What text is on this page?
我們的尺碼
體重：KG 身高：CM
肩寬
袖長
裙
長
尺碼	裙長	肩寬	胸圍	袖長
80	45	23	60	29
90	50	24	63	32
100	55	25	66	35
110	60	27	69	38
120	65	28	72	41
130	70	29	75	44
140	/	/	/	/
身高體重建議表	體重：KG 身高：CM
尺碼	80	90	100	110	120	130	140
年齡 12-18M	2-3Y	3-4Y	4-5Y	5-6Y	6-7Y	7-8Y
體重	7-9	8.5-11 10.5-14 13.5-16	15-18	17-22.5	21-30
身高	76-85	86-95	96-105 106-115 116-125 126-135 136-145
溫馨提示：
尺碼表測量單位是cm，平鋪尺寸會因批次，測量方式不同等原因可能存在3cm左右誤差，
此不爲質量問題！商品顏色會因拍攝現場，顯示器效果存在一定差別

◆ Request:
All of the data shown above must be copied exactly.

◆ The reply:
What text is on this page?
我們的尺碼
體重：KG 身高：CM
肩寬
袖長
裙
長
尺碼	裙長	肩寬	胸圍	袖長
80	45	23	60	29
90	50	24	63	32
100	55	25	66	35
110	60	27	69	38
120	65	28	72	41
130	70	29	75	44
140	/	/	/	/
身高體重建議表	體重：KG 身高：CM
尺碼	80	90	100	110	120	130	140
年齡 12-18M	2-3Y	3-4Y	4-5Y	5-6Y	6-7Y	7-8Y
體重	7-9	8.5-11 10.5-14 13.5-16	15-18	17-22.5	21-30
身高	76-85	86-95	96-105 106-115 116-125 126-135 136-145
溫馨提示：
尺碼表測量單位是cm，平鋪尺寸會因批次，測量方式不同等原因可能存在3cm左右誤差，
此不爲質量問題！商品顏色會因拍攝現場，顯示器效果存在一定差別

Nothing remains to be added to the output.